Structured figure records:
+ + + + +
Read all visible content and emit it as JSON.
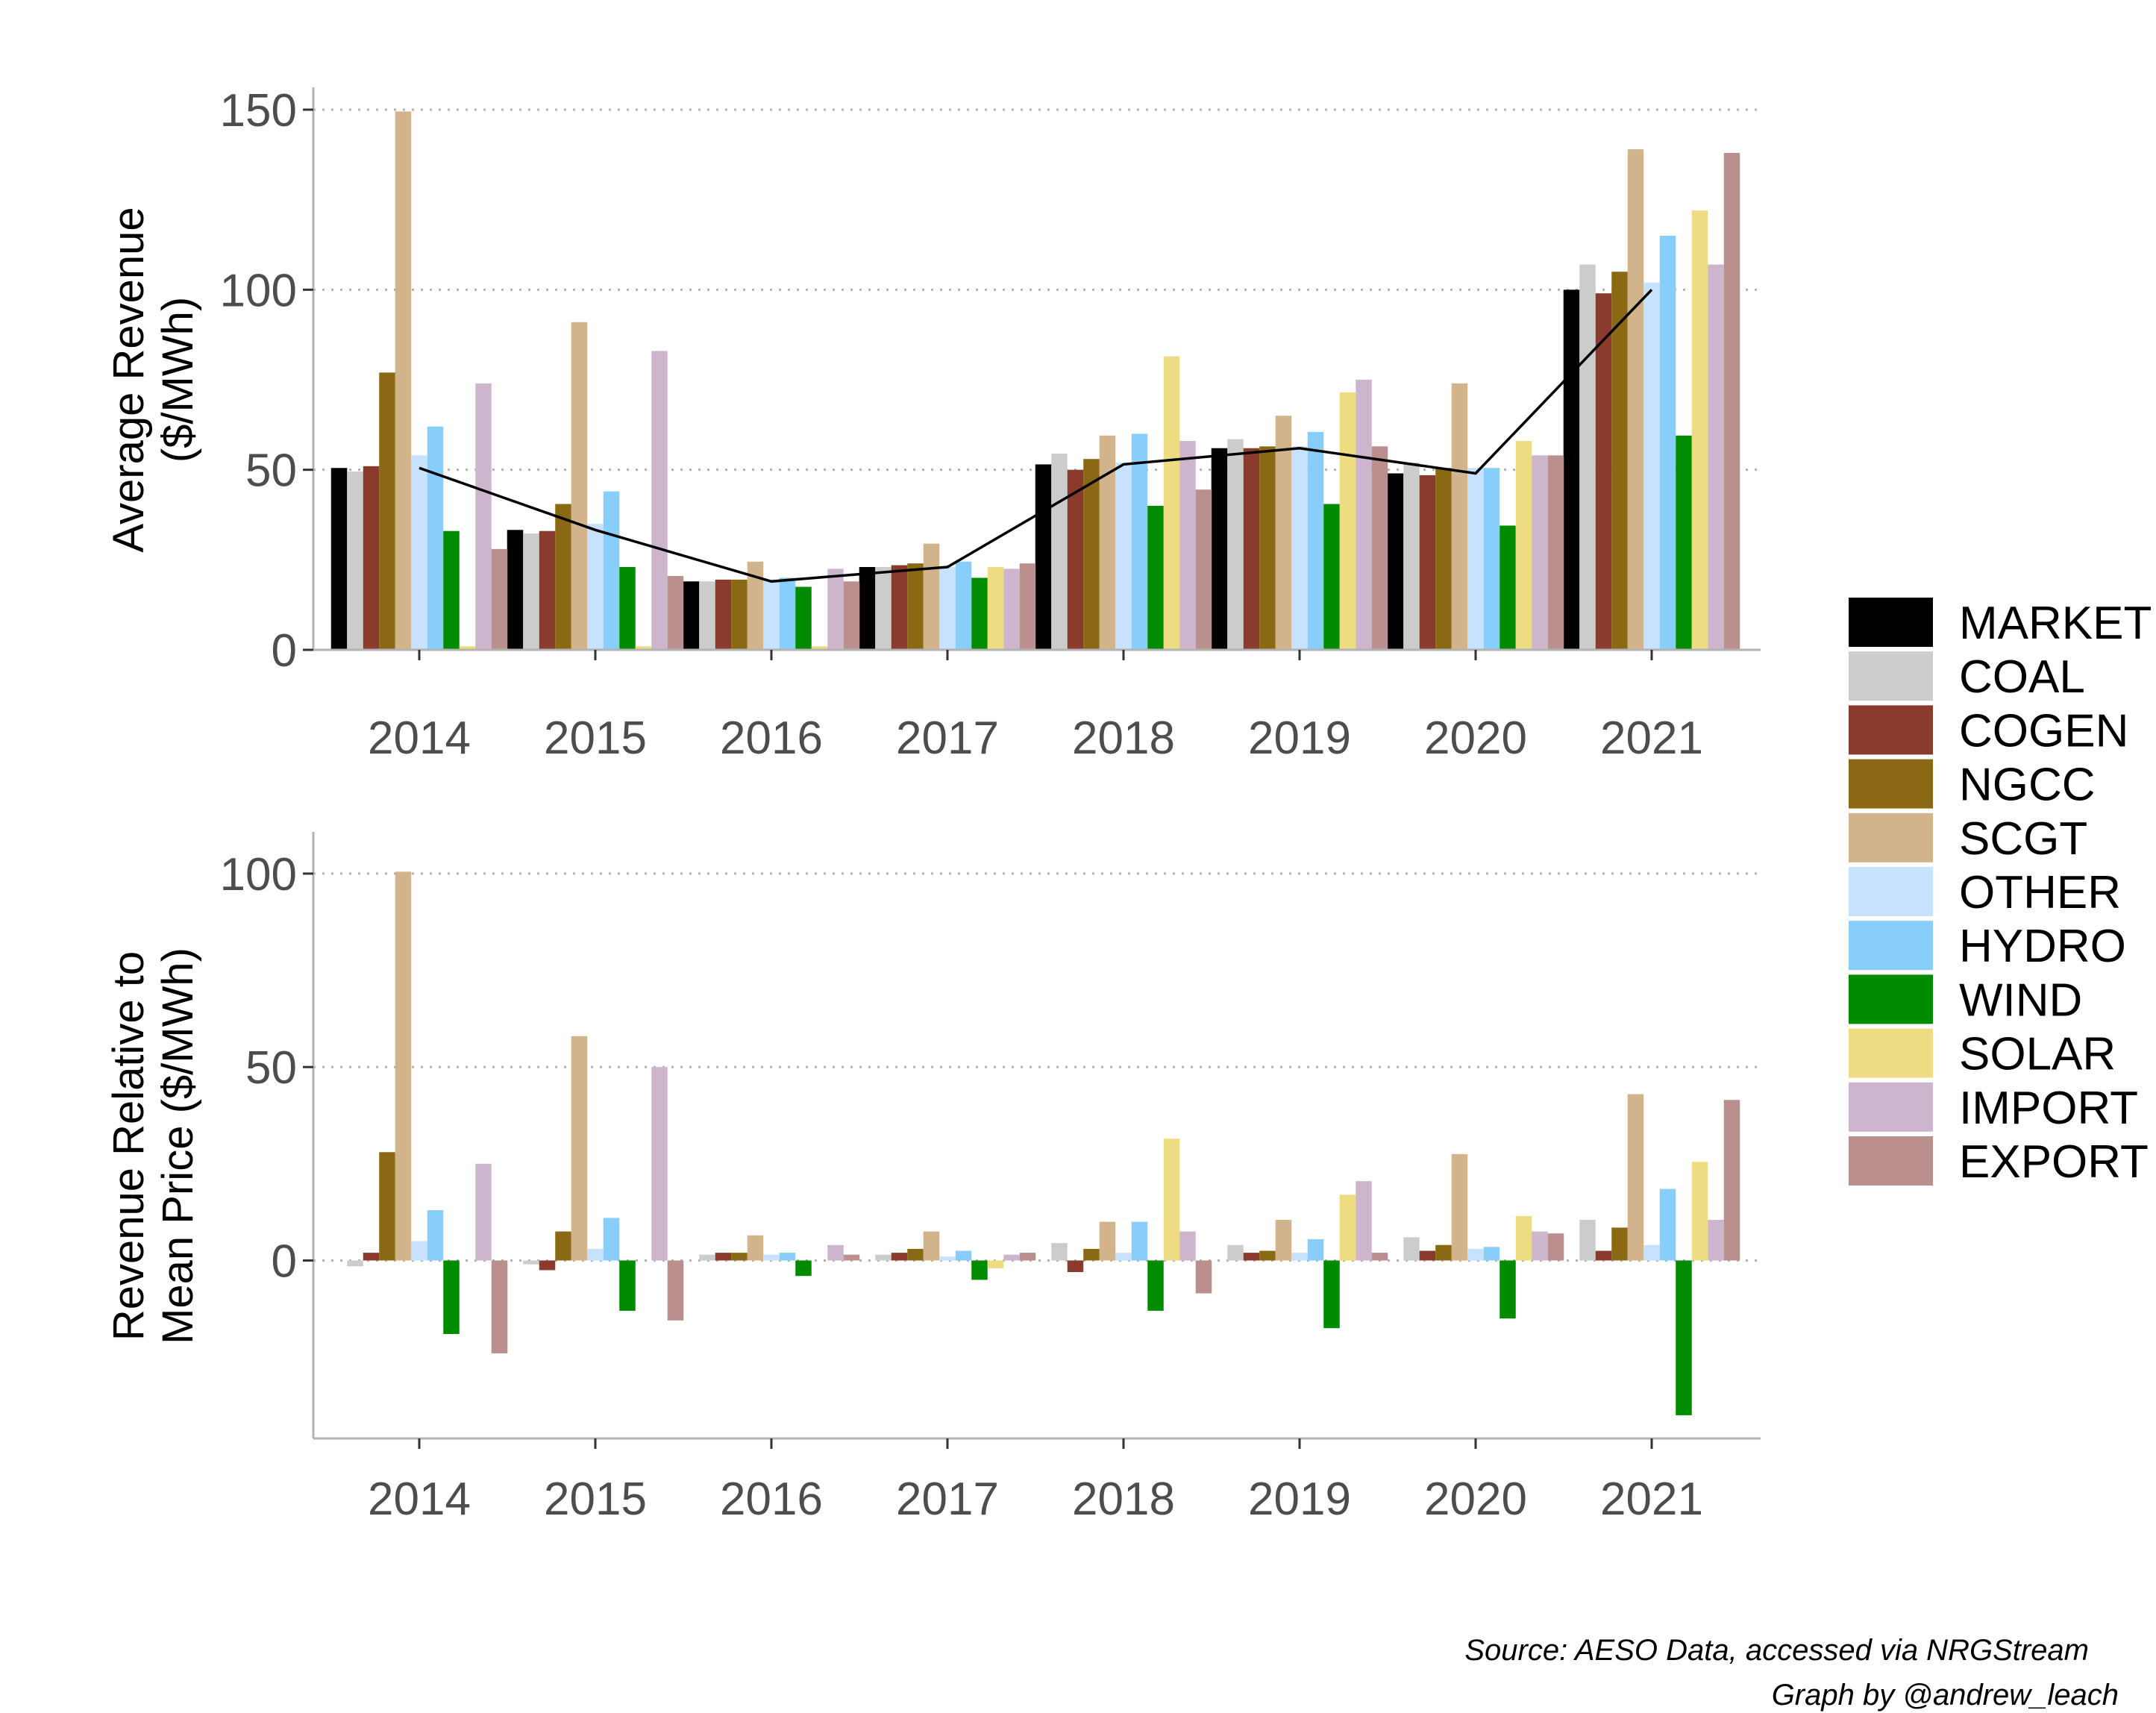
{
  "chart_data": [
    {
      "type": "bar",
      "ylabel_lines": [
        "Average Revenue",
        "($/MWh)"
      ],
      "categories": [
        "2014",
        "2015",
        "2016",
        "2017",
        "2018",
        "2019",
        "2020",
        "2021"
      ],
      "ylim": [
        0,
        150
      ],
      "yticks": [
        "0",
        "50",
        "100",
        "150"
      ],
      "ytick_values": [
        0,
        50,
        100,
        150
      ],
      "grid": "horizontal dotted",
      "series": [
        {
          "name": "MARKET",
          "color": "#000000",
          "values": [
            50.5,
            33.3,
            19.0,
            23.0,
            51.5,
            56.0,
            49.0,
            100.0
          ]
        },
        {
          "name": "COAL",
          "color": "#cccccc",
          "values": [
            49.5,
            32.3,
            19.0,
            23.0,
            54.5,
            58.5,
            52.0,
            107.0
          ]
        },
        {
          "name": "COGEN",
          "color": "#8b3a2e",
          "values": [
            51.0,
            33.0,
            19.5,
            23.5,
            50.0,
            56.0,
            48.5,
            99.0
          ]
        },
        {
          "name": "NGCC",
          "color": "#8b6914",
          "values": [
            77.0,
            40.5,
            19.5,
            24.0,
            53.0,
            56.5,
            50.5,
            105.0
          ]
        },
        {
          "name": "SCGT",
          "color": "#d2b48c",
          "values": [
            149.5,
            91.0,
            24.5,
            29.5,
            59.5,
            65.0,
            74.0,
            139.0
          ]
        },
        {
          "name": "OTHER",
          "color": "#c6e2ff",
          "values": [
            54.0,
            35.0,
            19.5,
            23.0,
            52.0,
            56.5,
            50.5,
            102.0
          ]
        },
        {
          "name": "HYDRO",
          "color": "#87cefa",
          "values": [
            62.0,
            44.0,
            20.0,
            24.5,
            60.0,
            60.5,
            50.5,
            115.0
          ]
        },
        {
          "name": "WIND",
          "color": "#008b00",
          "values": [
            33.0,
            23.0,
            17.5,
            20.0,
            40.0,
            40.5,
            34.5,
            59.5
          ]
        },
        {
          "name": "SOLAR",
          "color": "#eedc82",
          "values": [
            1.0,
            1.0,
            1.0,
            23.0,
            81.5,
            71.5,
            58.0,
            122.0
          ]
        },
        {
          "name": "IMPORT",
          "color": "#cdb5cd",
          "values": [
            74.0,
            83.0,
            22.5,
            22.5,
            58.0,
            75.0,
            54.0,
            107.0
          ]
        },
        {
          "name": "EXPORT",
          "color": "#bc8f8f",
          "values": [
            28.0,
            20.5,
            19.0,
            24.0,
            44.5,
            56.5,
            54.0,
            138.0
          ]
        }
      ],
      "line": {
        "name": "MARKET",
        "color": "#000000",
        "values": [
          50.5,
          33.3,
          19.0,
          23.0,
          51.5,
          56.0,
          49.0,
          100.0
        ]
      }
    },
    {
      "type": "bar",
      "ylabel_lines": [
        "Revenue Relative to",
        "Mean Price ($/MWh)"
      ],
      "categories": [
        "2014",
        "2015",
        "2016",
        "2017",
        "2018",
        "2019",
        "2020",
        "2021"
      ],
      "ylim": [
        -46,
        105
      ],
      "yticks": [
        "0",
        "50",
        "100"
      ],
      "ytick_values": [
        0,
        50,
        100
      ],
      "grid": "horizontal dotted",
      "series": [
        {
          "name": "MARKET",
          "color": "#000000",
          "values": [
            0,
            0,
            0,
            0,
            0,
            0,
            0,
            0
          ]
        },
        {
          "name": "COAL",
          "color": "#cccccc",
          "values": [
            -1.5,
            -1.0,
            1.5,
            1.5,
            4.5,
            4.0,
            6.0,
            10.5
          ]
        },
        {
          "name": "COGEN",
          "color": "#8b3a2e",
          "values": [
            2.0,
            -2.5,
            2.0,
            2.0,
            -3.0,
            2.0,
            2.5,
            2.5
          ]
        },
        {
          "name": "NGCC",
          "color": "#8b6914",
          "values": [
            28.0,
            7.5,
            2.0,
            3.0,
            3.0,
            2.5,
            4.0,
            8.5
          ]
        },
        {
          "name": "SCGT",
          "color": "#d2b48c",
          "values": [
            100.5,
            58.0,
            6.5,
            7.5,
            10.0,
            10.5,
            27.5,
            43.0
          ]
        },
        {
          "name": "OTHER",
          "color": "#c6e2ff",
          "values": [
            5.0,
            3.0,
            1.5,
            1.0,
            2.0,
            2.0,
            3.0,
            4.0
          ]
        },
        {
          "name": "HYDRO",
          "color": "#87cefa",
          "values": [
            13.0,
            11.0,
            2.0,
            2.5,
            10.0,
            5.5,
            3.5,
            18.5
          ]
        },
        {
          "name": "WIND",
          "color": "#008b00",
          "values": [
            -19.0,
            -13.0,
            -4.0,
            -5.0,
            -13.0,
            -17.5,
            -15.0,
            -40.0
          ]
        },
        {
          "name": "SOLAR",
          "color": "#eedc82",
          "values": [
            0,
            0,
            0,
            -2.0,
            31.5,
            17.0,
            11.5,
            25.5
          ]
        },
        {
          "name": "IMPORT",
          "color": "#cdb5cd",
          "values": [
            25.0,
            50.0,
            4.0,
            1.5,
            7.5,
            20.5,
            7.5,
            10.5
          ]
        },
        {
          "name": "EXPORT",
          "color": "#bc8f8f",
          "values": [
            -24.0,
            -15.5,
            1.5,
            2.0,
            -8.5,
            2.0,
            7.0,
            41.5
          ]
        }
      ]
    }
  ],
  "legend": {
    "placement": "right",
    "items": [
      {
        "label": "MARKET",
        "color": "#000000"
      },
      {
        "label": "COAL",
        "color": "#cccccc"
      },
      {
        "label": "COGEN",
        "color": "#8b3a2e"
      },
      {
        "label": "NGCC",
        "color": "#8b6914"
      },
      {
        "label": "SCGT",
        "color": "#d2b48c"
      },
      {
        "label": "OTHER",
        "color": "#c6e2ff"
      },
      {
        "label": "HYDRO",
        "color": "#87cefa"
      },
      {
        "label": "WIND",
        "color": "#008b00"
      },
      {
        "label": "SOLAR",
        "color": "#eedc82"
      },
      {
        "label": "IMPORT",
        "color": "#cdb5cd"
      },
      {
        "label": "EXPORT",
        "color": "#bc8f8f"
      }
    ]
  },
  "caption": {
    "source": "Source: AESO Data, accessed via NRGStream",
    "credit": "Graph by @andrew_leach"
  }
}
+ + + + +
**GIVEN REQUEST**.
Copy every line in the records above that contains the word "MARKET".

**ANSWER TO THE TASK**.
          "name": "MARKET",
        "name": "MARKET",
          "name": "MARKET",
        "label": "MARKET",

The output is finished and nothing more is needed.